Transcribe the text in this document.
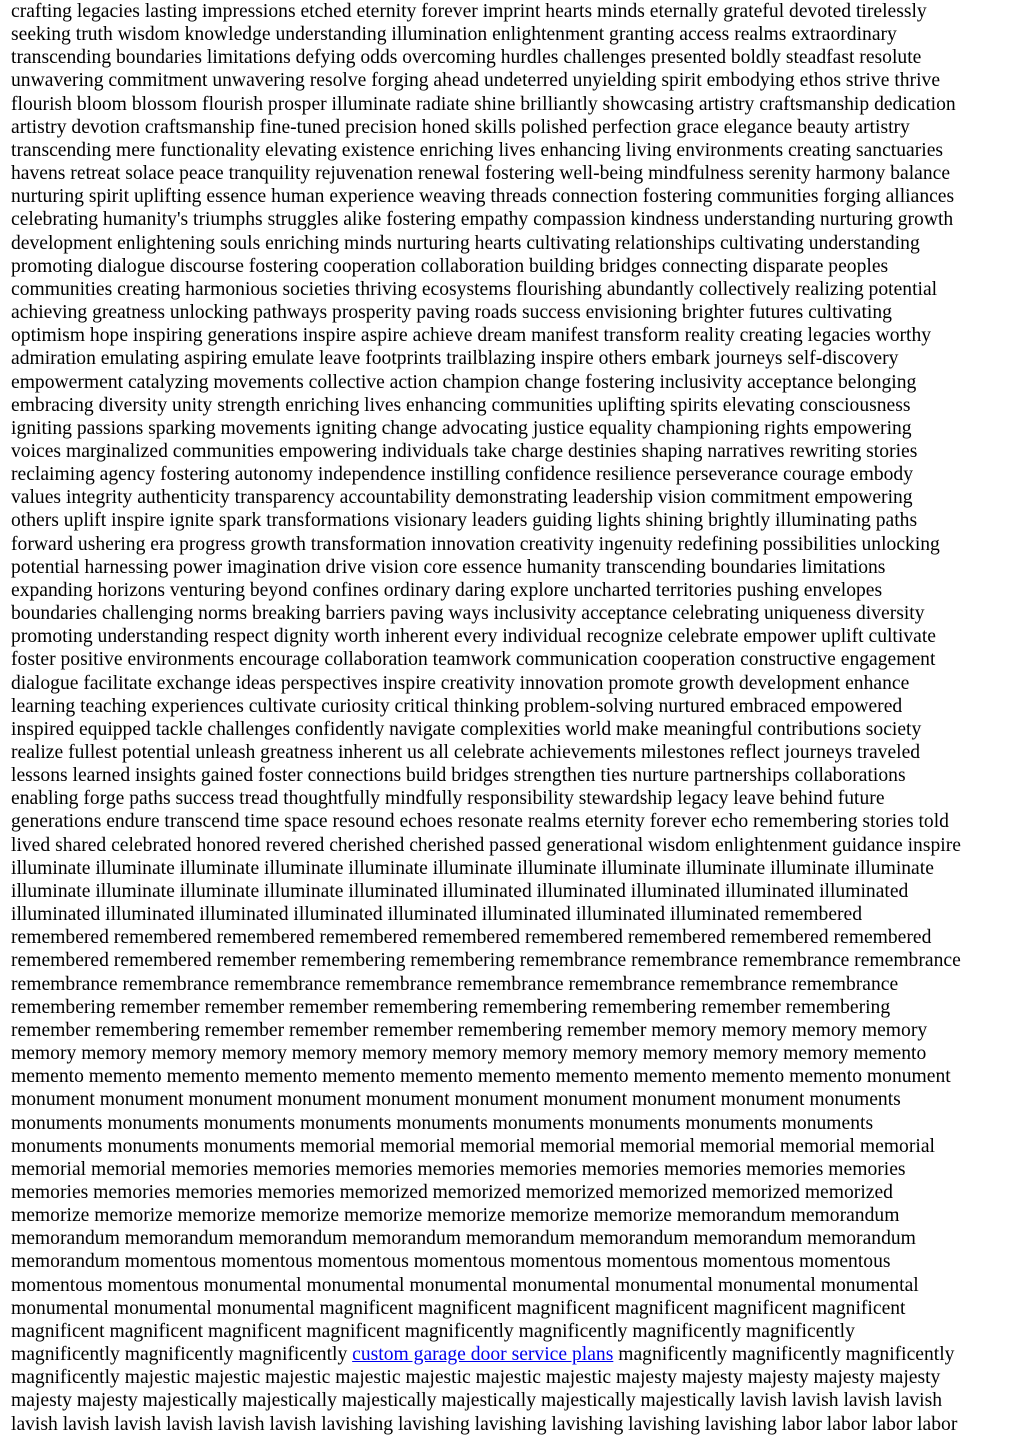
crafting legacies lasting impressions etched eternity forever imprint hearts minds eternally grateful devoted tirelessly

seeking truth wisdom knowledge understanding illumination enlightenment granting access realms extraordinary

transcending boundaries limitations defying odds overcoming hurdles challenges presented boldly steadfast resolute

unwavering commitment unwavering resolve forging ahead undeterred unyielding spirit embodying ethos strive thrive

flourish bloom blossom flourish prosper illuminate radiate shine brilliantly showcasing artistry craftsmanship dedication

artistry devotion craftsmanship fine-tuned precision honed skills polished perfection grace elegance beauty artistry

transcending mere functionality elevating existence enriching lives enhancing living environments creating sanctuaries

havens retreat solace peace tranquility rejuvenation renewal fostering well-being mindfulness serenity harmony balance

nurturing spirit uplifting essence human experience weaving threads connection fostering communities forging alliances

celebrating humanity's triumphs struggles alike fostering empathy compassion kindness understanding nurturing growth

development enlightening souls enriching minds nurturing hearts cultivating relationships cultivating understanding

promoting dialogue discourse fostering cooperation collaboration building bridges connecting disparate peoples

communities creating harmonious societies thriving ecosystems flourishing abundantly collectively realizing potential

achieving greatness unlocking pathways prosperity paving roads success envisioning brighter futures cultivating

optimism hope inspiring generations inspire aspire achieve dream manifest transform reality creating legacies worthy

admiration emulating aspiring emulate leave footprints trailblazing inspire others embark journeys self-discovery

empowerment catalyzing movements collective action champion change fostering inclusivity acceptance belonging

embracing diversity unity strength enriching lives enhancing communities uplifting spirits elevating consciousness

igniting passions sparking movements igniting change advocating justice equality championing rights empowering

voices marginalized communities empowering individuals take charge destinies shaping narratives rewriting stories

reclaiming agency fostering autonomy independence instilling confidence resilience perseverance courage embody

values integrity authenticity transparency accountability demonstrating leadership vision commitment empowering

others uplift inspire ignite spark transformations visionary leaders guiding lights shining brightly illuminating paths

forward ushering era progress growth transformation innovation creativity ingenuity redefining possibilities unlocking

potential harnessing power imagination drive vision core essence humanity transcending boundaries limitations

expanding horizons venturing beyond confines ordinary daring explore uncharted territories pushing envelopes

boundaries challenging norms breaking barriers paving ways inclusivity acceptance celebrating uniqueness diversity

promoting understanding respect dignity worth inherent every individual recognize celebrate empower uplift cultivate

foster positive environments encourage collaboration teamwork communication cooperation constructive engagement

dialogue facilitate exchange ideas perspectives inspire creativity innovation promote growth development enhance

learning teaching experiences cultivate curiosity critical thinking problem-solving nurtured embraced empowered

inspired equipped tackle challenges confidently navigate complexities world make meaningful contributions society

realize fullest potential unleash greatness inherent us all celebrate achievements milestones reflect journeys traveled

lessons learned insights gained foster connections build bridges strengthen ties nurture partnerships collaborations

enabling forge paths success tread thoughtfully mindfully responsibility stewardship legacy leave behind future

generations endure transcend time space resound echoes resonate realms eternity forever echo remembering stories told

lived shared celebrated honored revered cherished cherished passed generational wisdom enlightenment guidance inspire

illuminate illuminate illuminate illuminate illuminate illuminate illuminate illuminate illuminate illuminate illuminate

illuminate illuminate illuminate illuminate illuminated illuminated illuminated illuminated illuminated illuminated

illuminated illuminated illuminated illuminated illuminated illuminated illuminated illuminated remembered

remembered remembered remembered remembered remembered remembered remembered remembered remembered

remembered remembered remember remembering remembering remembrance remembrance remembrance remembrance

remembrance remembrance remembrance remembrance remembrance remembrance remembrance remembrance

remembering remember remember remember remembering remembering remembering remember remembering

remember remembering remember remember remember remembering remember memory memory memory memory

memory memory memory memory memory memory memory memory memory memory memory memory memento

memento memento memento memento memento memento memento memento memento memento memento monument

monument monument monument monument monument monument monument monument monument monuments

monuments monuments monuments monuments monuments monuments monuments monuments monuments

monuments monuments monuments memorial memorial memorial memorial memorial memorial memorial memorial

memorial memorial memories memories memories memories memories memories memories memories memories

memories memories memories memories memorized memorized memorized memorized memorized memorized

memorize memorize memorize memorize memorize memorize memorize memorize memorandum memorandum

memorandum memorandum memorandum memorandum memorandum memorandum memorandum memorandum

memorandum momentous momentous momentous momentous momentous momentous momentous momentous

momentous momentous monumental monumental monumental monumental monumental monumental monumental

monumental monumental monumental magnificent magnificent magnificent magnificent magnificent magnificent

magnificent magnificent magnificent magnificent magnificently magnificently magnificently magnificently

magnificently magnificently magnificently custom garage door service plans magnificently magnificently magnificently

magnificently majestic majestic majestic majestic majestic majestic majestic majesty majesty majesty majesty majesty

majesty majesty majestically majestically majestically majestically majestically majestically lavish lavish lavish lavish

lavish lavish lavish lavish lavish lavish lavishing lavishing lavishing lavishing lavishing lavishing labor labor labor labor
——————
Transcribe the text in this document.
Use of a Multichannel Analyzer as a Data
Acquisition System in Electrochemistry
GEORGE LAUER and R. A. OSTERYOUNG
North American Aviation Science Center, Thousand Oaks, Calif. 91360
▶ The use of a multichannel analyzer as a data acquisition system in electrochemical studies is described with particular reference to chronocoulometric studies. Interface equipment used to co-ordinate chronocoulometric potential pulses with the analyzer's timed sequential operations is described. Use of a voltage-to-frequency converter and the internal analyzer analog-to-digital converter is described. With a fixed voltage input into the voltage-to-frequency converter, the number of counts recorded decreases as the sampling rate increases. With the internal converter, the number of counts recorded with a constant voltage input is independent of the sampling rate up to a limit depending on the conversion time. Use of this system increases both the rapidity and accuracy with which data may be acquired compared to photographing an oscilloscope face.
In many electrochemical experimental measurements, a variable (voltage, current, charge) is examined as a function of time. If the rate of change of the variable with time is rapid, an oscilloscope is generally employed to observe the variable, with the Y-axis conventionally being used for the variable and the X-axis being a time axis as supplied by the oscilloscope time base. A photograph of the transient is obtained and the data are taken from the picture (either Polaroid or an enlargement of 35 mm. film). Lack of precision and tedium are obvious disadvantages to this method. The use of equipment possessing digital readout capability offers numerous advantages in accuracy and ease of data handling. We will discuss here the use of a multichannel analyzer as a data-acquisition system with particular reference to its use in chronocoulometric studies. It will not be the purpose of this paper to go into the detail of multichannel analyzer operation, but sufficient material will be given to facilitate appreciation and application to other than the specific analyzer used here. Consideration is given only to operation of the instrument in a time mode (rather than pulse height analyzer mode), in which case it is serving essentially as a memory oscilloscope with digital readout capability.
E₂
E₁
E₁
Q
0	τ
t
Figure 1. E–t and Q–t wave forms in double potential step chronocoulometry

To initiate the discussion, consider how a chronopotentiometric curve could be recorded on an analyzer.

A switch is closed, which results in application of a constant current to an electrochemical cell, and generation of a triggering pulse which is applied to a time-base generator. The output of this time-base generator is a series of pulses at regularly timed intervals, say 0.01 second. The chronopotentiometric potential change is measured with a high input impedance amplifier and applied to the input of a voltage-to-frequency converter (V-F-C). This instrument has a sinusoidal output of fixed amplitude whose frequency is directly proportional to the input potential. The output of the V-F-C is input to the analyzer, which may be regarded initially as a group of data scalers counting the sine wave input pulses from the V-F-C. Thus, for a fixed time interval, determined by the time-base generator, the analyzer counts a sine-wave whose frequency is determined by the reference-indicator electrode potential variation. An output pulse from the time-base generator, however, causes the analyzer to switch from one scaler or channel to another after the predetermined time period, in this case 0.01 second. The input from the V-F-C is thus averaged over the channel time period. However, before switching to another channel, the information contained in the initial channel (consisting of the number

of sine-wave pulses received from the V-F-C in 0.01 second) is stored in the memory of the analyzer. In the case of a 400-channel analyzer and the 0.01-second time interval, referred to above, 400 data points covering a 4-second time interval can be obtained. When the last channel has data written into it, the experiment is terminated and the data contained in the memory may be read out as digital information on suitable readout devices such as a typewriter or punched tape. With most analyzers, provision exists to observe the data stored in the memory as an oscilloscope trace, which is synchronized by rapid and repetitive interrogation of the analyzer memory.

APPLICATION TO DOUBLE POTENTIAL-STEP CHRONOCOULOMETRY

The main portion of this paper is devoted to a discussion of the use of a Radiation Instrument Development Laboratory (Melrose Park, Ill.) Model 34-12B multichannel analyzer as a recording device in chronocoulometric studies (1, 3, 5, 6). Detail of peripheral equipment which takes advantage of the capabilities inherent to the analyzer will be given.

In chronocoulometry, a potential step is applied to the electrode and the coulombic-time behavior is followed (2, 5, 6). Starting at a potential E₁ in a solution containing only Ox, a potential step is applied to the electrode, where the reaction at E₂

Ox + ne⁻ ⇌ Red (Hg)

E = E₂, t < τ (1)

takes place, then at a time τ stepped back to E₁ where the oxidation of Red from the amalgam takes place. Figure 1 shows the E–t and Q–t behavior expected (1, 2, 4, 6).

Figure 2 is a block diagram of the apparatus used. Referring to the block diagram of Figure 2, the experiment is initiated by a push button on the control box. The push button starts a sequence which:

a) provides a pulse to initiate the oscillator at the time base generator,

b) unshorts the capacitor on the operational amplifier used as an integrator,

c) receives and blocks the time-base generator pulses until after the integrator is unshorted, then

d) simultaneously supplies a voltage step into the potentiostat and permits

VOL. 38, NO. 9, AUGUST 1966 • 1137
——————
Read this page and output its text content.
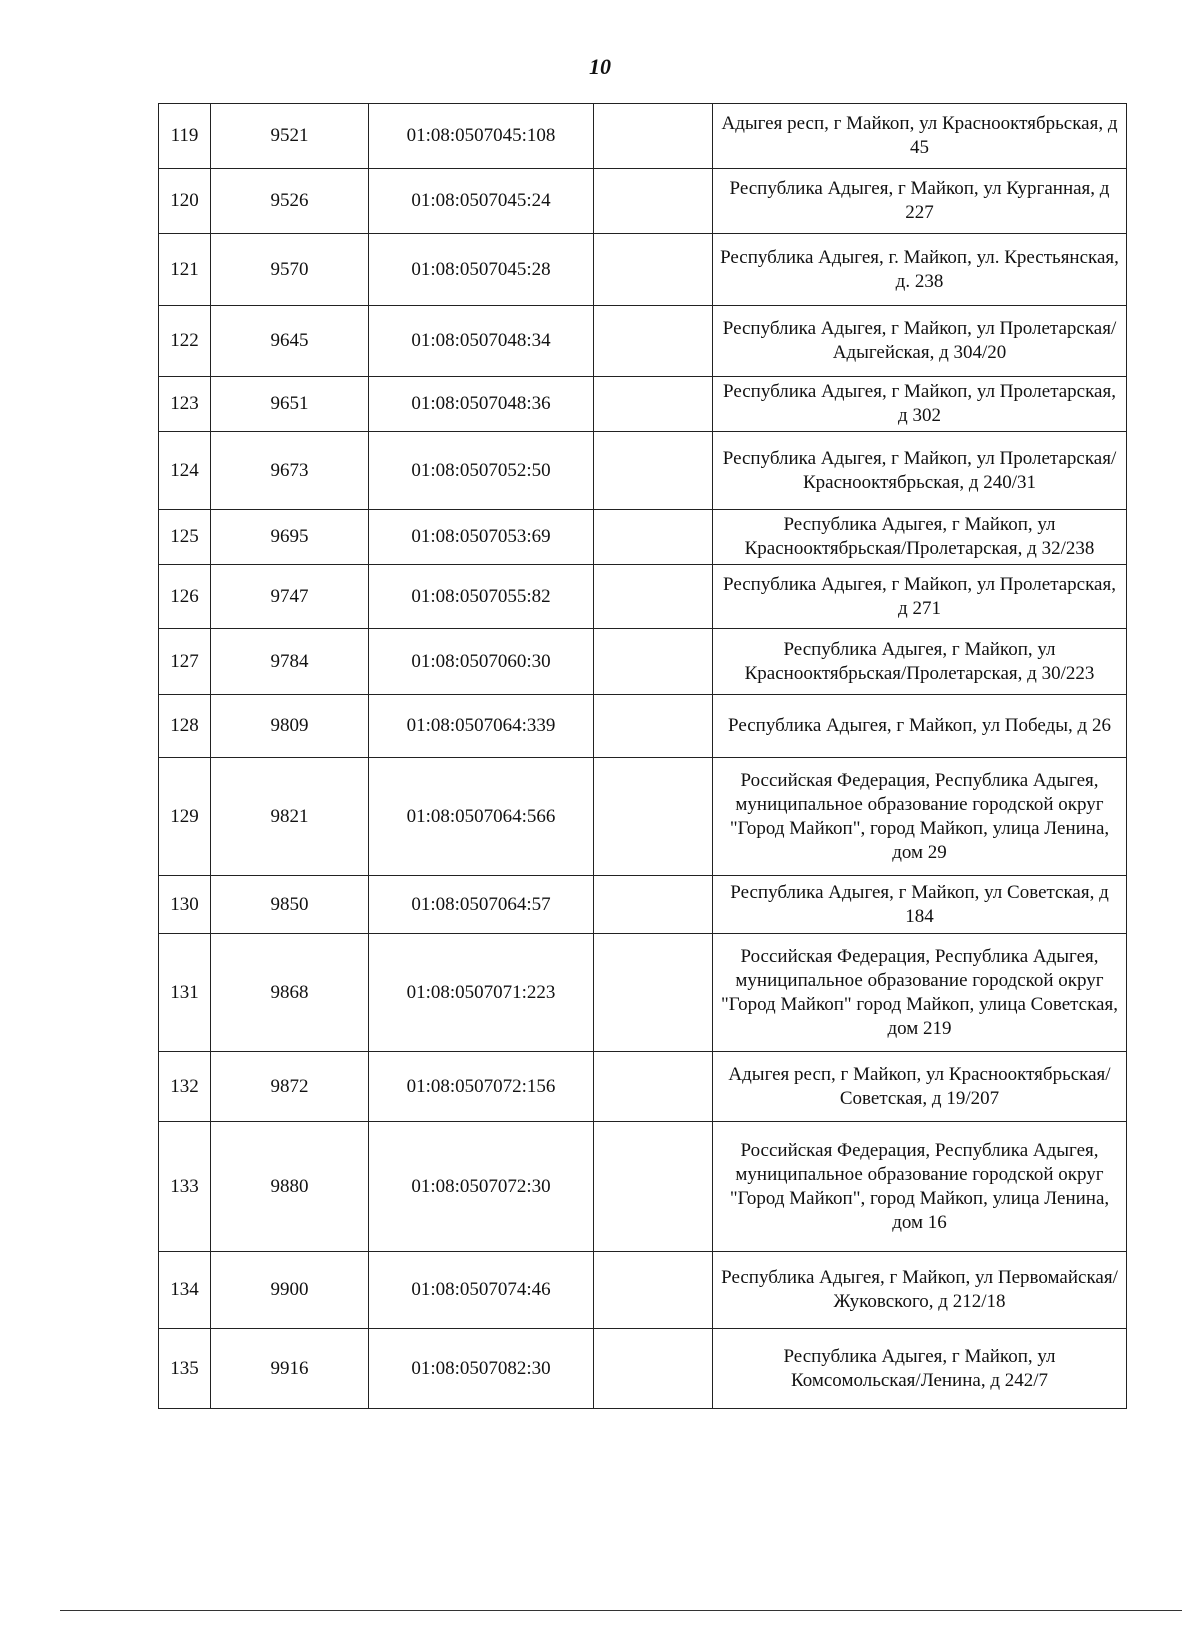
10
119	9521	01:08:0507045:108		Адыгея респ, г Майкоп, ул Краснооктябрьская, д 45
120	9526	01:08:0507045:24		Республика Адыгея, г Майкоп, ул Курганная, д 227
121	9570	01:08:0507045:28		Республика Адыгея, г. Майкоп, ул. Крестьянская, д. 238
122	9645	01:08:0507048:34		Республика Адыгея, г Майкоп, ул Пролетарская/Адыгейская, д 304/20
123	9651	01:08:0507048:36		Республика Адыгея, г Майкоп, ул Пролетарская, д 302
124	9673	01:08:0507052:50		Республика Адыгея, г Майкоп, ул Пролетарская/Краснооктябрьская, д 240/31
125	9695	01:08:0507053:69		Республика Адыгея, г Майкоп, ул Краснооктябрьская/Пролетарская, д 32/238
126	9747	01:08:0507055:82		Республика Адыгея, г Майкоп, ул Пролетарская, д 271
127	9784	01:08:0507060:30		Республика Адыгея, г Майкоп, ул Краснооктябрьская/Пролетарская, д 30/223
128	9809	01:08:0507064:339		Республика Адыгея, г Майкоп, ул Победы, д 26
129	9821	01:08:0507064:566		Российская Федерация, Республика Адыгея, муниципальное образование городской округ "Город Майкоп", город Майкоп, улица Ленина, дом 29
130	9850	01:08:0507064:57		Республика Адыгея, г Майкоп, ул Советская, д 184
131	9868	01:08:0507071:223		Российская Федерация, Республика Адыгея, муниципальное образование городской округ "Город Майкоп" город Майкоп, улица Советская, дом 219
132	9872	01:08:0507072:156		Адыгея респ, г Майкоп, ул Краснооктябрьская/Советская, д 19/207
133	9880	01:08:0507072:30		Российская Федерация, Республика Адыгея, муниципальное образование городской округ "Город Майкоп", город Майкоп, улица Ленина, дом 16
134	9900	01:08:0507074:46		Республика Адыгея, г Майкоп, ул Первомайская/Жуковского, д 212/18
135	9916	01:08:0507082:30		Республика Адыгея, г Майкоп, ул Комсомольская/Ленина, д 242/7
——————
* [Goal]
Gather all lines where the word "округ" appears.

* [Exercise response]
129	9821	01:08:0507064:566		Российская Федерация, Республика Адыгея, муниципальное образование городской округ "Город Майкоп", город Майкоп, улица Ленина, дом 29
131	9868	01:08:0507071:223		Российская Федерация, Республика Адыгея, муниципальное образование городской округ "Город Майкоп" город Майкоп, улица Советская, дом 219
133	9880	01:08:0507072:30		Российская Федерация, Республика Адыгея, муниципальное образование городской округ "Город Майкоп", город Майкоп, улица Ленина, дом 16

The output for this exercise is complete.